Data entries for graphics
= = = = =
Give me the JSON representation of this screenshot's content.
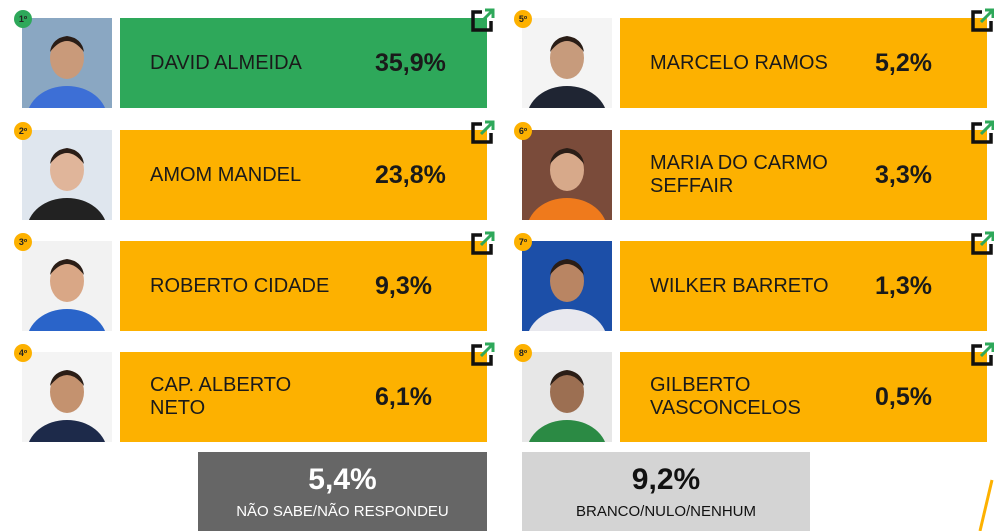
{
  "candidates": [
    {
      "rank": "1º",
      "name": [
        "DAVID ALMEIDA"
      ],
      "value": "35,9%"
    },
    {
      "rank": "2º",
      "name": [
        "AMOM MANDEL"
      ],
      "value": "23,8%"
    },
    {
      "rank": "3º",
      "name": [
        "ROBERTO CIDADE"
      ],
      "value": "9,3%"
    },
    {
      "rank": "4º",
      "name": [
        "CAP. ALBERTO",
        "NETO"
      ],
      "value": "6,1%"
    },
    {
      "rank": "5º",
      "name": [
        "MARCELO RAMOS"
      ],
      "value": "5,2%"
    },
    {
      "rank": "6º",
      "name": [
        "MARIA DO CARMO",
        "SEFFAIR"
      ],
      "value": "3,3%"
    },
    {
      "rank": "7º",
      "name": [
        "WILKER BARRETO"
      ],
      "value": "1,3%"
    },
    {
      "rank": "8º",
      "name": [
        "GILBERTO",
        "VASCONCELOS"
      ],
      "value": "0,5%"
    }
  ],
  "others": [
    {
      "value": "5,4%",
      "label": "NÃO SABE/NÃO RESPONDEU"
    },
    {
      "value": "9,2%",
      "label": "BRANCO/NULO/NENHUM"
    }
  ]
}
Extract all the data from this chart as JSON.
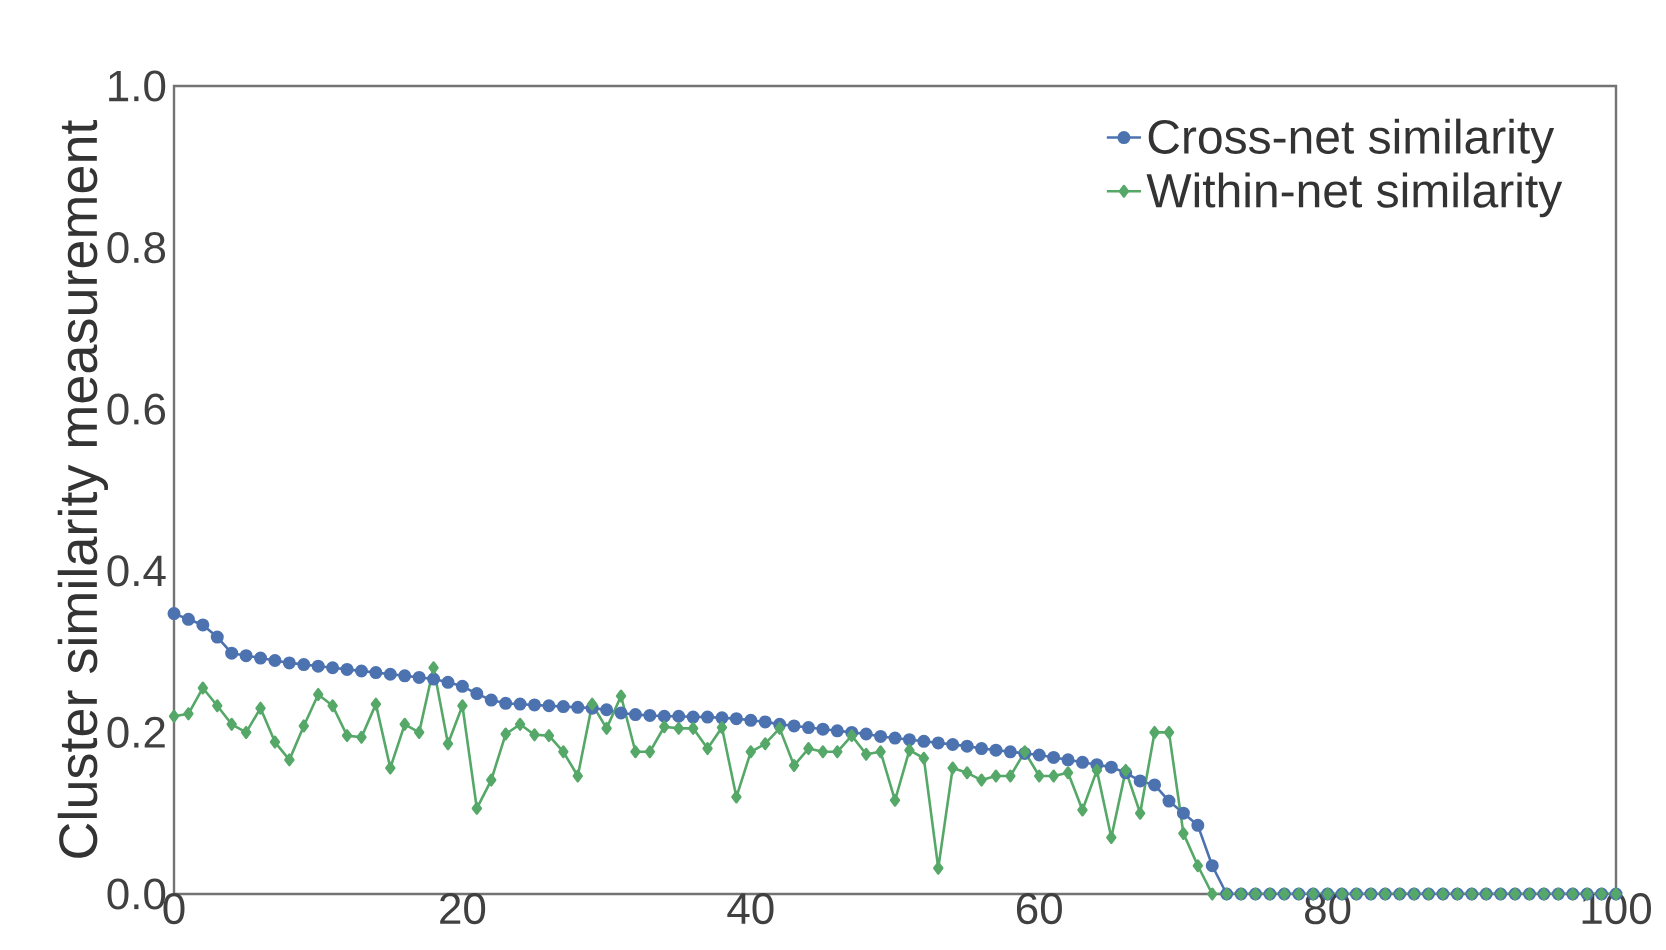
{
  "chart_data": {
    "type": "line",
    "ylabel": "Cluster similarity measurement",
    "x": [
      0,
      1,
      2,
      3,
      4,
      5,
      6,
      7,
      8,
      9,
      10,
      11,
      12,
      13,
      14,
      15,
      16,
      17,
      18,
      19,
      20,
      21,
      22,
      23,
      24,
      25,
      26,
      27,
      28,
      29,
      30,
      31,
      32,
      33,
      34,
      35,
      36,
      37,
      38,
      39,
      40,
      41,
      42,
      43,
      44,
      45,
      46,
      47,
      48,
      49,
      50,
      51,
      52,
      53,
      54,
      55,
      56,
      57,
      58,
      59,
      60,
      61,
      62,
      63,
      64,
      65,
      66,
      67,
      68,
      69,
      70,
      71,
      72,
      73,
      74,
      75,
      76,
      77,
      78,
      79,
      80,
      81,
      82,
      83,
      84,
      85,
      86,
      87,
      88,
      89,
      90,
      91,
      92,
      93,
      94,
      95,
      96,
      97,
      98,
      99,
      100
    ],
    "series": [
      {
        "name": "Cross-net similarity",
        "color": "#4c72b0",
        "marker": "circle",
        "values": [
          0.347,
          0.34,
          0.333,
          0.318,
          0.298,
          0.295,
          0.292,
          0.289,
          0.286,
          0.284,
          0.282,
          0.28,
          0.278,
          0.276,
          0.274,
          0.272,
          0.27,
          0.268,
          0.266,
          0.262,
          0.257,
          0.248,
          0.24,
          0.236,
          0.235,
          0.234,
          0.233,
          0.232,
          0.231,
          0.23,
          0.228,
          0.224,
          0.222,
          0.221,
          0.22,
          0.22,
          0.219,
          0.219,
          0.218,
          0.217,
          0.215,
          0.213,
          0.21,
          0.208,
          0.206,
          0.204,
          0.202,
          0.2,
          0.198,
          0.195,
          0.193,
          0.191,
          0.189,
          0.187,
          0.185,
          0.183,
          0.18,
          0.178,
          0.176,
          0.174,
          0.172,
          0.169,
          0.166,
          0.163,
          0.16,
          0.157,
          0.15,
          0.14,
          0.135,
          0.115,
          0.1,
          0.085,
          0.035,
          0,
          0,
          0,
          0,
          0,
          0,
          0,
          0,
          0,
          0,
          0,
          0,
          0,
          0,
          0,
          0,
          0,
          0,
          0,
          0,
          0,
          0,
          0,
          0,
          0,
          0,
          0,
          0
        ]
      },
      {
        "name": "Within-net similarity",
        "color": "#55a868",
        "marker": "diamond",
        "values": [
          0.22,
          0.223,
          0.255,
          0.233,
          0.21,
          0.2,
          0.23,
          0.188,
          0.166,
          0.208,
          0.247,
          0.233,
          0.196,
          0.194,
          0.235,
          0.156,
          0.21,
          0.2,
          0.28,
          0.186,
          0.233,
          0.106,
          0.141,
          0.198,
          0.21,
          0.197,
          0.196,
          0.176,
          0.146,
          0.235,
          0.205,
          0.245,
          0.176,
          0.176,
          0.207,
          0.205,
          0.205,
          0.18,
          0.206,
          0.12,
          0.176,
          0.186,
          0.205,
          0.159,
          0.18,
          0.176,
          0.176,
          0.196,
          0.173,
          0.176,
          0.116,
          0.178,
          0.168,
          0.032,
          0.156,
          0.15,
          0.141,
          0.146,
          0.146,
          0.176,
          0.146,
          0.146,
          0.15,
          0.104,
          0.153,
          0.07,
          0.153,
          0.1,
          0.2,
          0.2,
          0.075,
          0.035,
          0,
          0,
          0,
          0,
          0,
          0,
          0,
          0,
          0,
          0,
          0,
          0,
          0,
          0,
          0,
          0,
          0,
          0,
          0,
          0,
          0,
          0,
          0,
          0,
          0,
          0,
          0,
          0,
          0
        ]
      }
    ],
    "xlim": [
      0,
      100
    ],
    "xticks": [
      0,
      20,
      40,
      60,
      80,
      100
    ],
    "ylim": [
      0.0,
      1.0
    ],
    "yticks": [
      {
        "value": 0,
        "label": "0.0"
      },
      {
        "value": 0.2,
        "label": "0.2"
      },
      {
        "value": 0.4,
        "label": "0.4"
      },
      {
        "value": 0.6,
        "label": "0.6"
      },
      {
        "value": 0.8,
        "label": "0.8"
      },
      {
        "value": 1.0,
        "label": "1.0"
      }
    ],
    "grid": false,
    "legend": "top right",
    "line_style": "solid"
  }
}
= = = = =
WRITTEN REQUEST
Quote the records above exactly, leaving out any pictures.

TASK OUTPUT
Give me the JSON representation of this screenshot's content.
{
  "candidates": [
    {
      "rank": "1º",
      "name": [
        "DAVID ALMEIDA"
      ],
      "value": "35,9%"
    },
    {
      "rank": "2º",
      "name": [
        "AMOM MANDEL"
      ],
      "value": "23,8%"
    },
    {
      "rank": "3º",
      "name": [
        "ROBERTO CIDADE"
      ],
      "value": "9,3%"
    },
    {
      "rank": "4º",
      "name": [
        "CAP. ALBERTO",
        "NETO"
      ],
      "value": "6,1%"
    },
    {
      "rank": "5º",
      "name": [
        "MARCELO RAMOS"
      ],
      "value": "5,2%"
    },
    {
      "rank": "6º",
      "name": [
        "MARIA DO CARMO",
        "SEFFAIR"
      ],
      "value": "3,3%"
    },
    {
      "rank": "7º",
      "name": [
        "WILKER BARRETO"
      ],
      "value": "1,3%"
    },
    {
      "rank": "8º",
      "name": [
        "GILBERTO",
        "VASCONCELOS"
      ],
      "value": "0,5%"
    }
  ],
  "others": [
    {
      "value": "5,4%",
      "label": "NÃO SABE/NÃO RESPONDEU"
    },
    {
      "value": "9,2%",
      "label": "BRANCO/NULO/NENHUM"
    }
  ]
}
Extract all the data from this chart as JSON.
{
  "chart_data": {
    "type": "line",
    "ylabel": "Cluster similarity measurement",
    "x": [
      0,
      1,
      2,
      3,
      4,
      5,
      6,
      7,
      8,
      9,
      10,
      11,
      12,
      13,
      14,
      15,
      16,
      17,
      18,
      19,
      20,
      21,
      22,
      23,
      24,
      25,
      26,
      27,
      28,
      29,
      30,
      31,
      32,
      33,
      34,
      35,
      36,
      37,
      38,
      39,
      40,
      41,
      42,
      43,
      44,
      45,
      46,
      47,
      48,
      49,
      50,
      51,
      52,
      53,
      54,
      55,
      56,
      57,
      58,
      59,
      60,
      61,
      62,
      63,
      64,
      65,
      66,
      67,
      68,
      69,
      70,
      71,
      72,
      73,
      74,
      75,
      76,
      77,
      78,
      79,
      80,
      81,
      82,
      83,
      84,
      85,
      86,
      87,
      88,
      89,
      90,
      91,
      92,
      93,
      94,
      95,
      96,
      97,
      98,
      99,
      100
    ],
    "series": [
      {
        "name": "Cross-net similarity",
        "color": "#4c72b0",
        "marker": "circle",
        "values": [
          0.347,
          0.34,
          0.333,
          0.318,
          0.298,
          0.295,
          0.292,
          0.289,
          0.286,
          0.284,
          0.282,
          0.28,
          0.278,
          0.276,
          0.274,
          0.272,
          0.27,
          0.268,
          0.266,
          0.262,
          0.257,
          0.248,
          0.24,
          0.236,
          0.235,
          0.234,
          0.233,
          0.232,
          0.231,
          0.23,
          0.228,
          0.224,
          0.222,
          0.221,
          0.22,
          0.22,
          0.219,
          0.219,
          0.218,
          0.217,
          0.215,
          0.213,
          0.21,
          0.208,
          0.206,
          0.204,
          0.202,
          0.2,
          0.198,
          0.195,
          0.193,
          0.191,
          0.189,
          0.187,
          0.185,
          0.183,
          0.18,
          0.178,
          0.176,
          0.174,
          0.172,
          0.169,
          0.166,
          0.163,
          0.16,
          0.157,
          0.15,
          0.14,
          0.135,
          0.115,
          0.1,
          0.085,
          0.035,
          0,
          0,
          0,
          0,
          0,
          0,
          0,
          0,
          0,
          0,
          0,
          0,
          0,
          0,
          0,
          0,
          0,
          0,
          0,
          0,
          0,
          0,
          0,
          0,
          0,
          0,
          0,
          0
        ]
      },
      {
        "name": "Within-net similarity",
        "color": "#55a868",
        "marker": "diamond",
        "values": [
          0.22,
          0.223,
          0.255,
          0.233,
          0.21,
          0.2,
          0.23,
          0.188,
          0.166,
          0.208,
          0.247,
          0.233,
          0.196,
          0.194,
          0.235,
          0.156,
          0.21,
          0.2,
          0.28,
          0.186,
          0.233,
          0.106,
          0.141,
          0.198,
          0.21,
          0.197,
          0.196,
          0.176,
          0.146,
          0.235,
          0.205,
          0.245,
          0.176,
          0.176,
          0.207,
          0.205,
          0.205,
          0.18,
          0.206,
          0.12,
          0.176,
          0.186,
          0.205,
          0.159,
          0.18,
          0.176,
          0.176,
          0.196,
          0.173,
          0.176,
          0.116,
          0.178,
          0.168,
          0.032,
          0.156,
          0.15,
          0.141,
          0.146,
          0.146,
          0.176,
          0.146,
          0.146,
          0.15,
          0.104,
          0.153,
          0.07,
          0.153,
          0.1,
          0.2,
          0.2,
          0.075,
          0.035,
          0,
          0,
          0,
          0,
          0,
          0,
          0,
          0,
          0,
          0,
          0,
          0,
          0,
          0,
          0,
          0,
          0,
          0,
          0,
          0,
          0,
          0,
          0,
          0,
          0,
          0,
          0,
          0,
          0
        ]
      }
    ],
    "xlim": [
      0,
      100
    ],
    "xticks": [
      0,
      20,
      40,
      60,
      80,
      100
    ],
    "ylim": [
      0.0,
      1.0
    ],
    "yticks": [
      {
        "value": 0,
        "label": "0.0"
      },
      {
        "value": 0.2,
        "label": "0.2"
      },
      {
        "value": 0.4,
        "label": "0.4"
      },
      {
        "value": 0.6,
        "label": "0.6"
      },
      {
        "value": 0.8,
        "label": "0.8"
      },
      {
        "value": 1.0,
        "label": "1.0"
      }
    ],
    "grid": false,
    "legend": "top right",
    "line_style": "solid"
  }
}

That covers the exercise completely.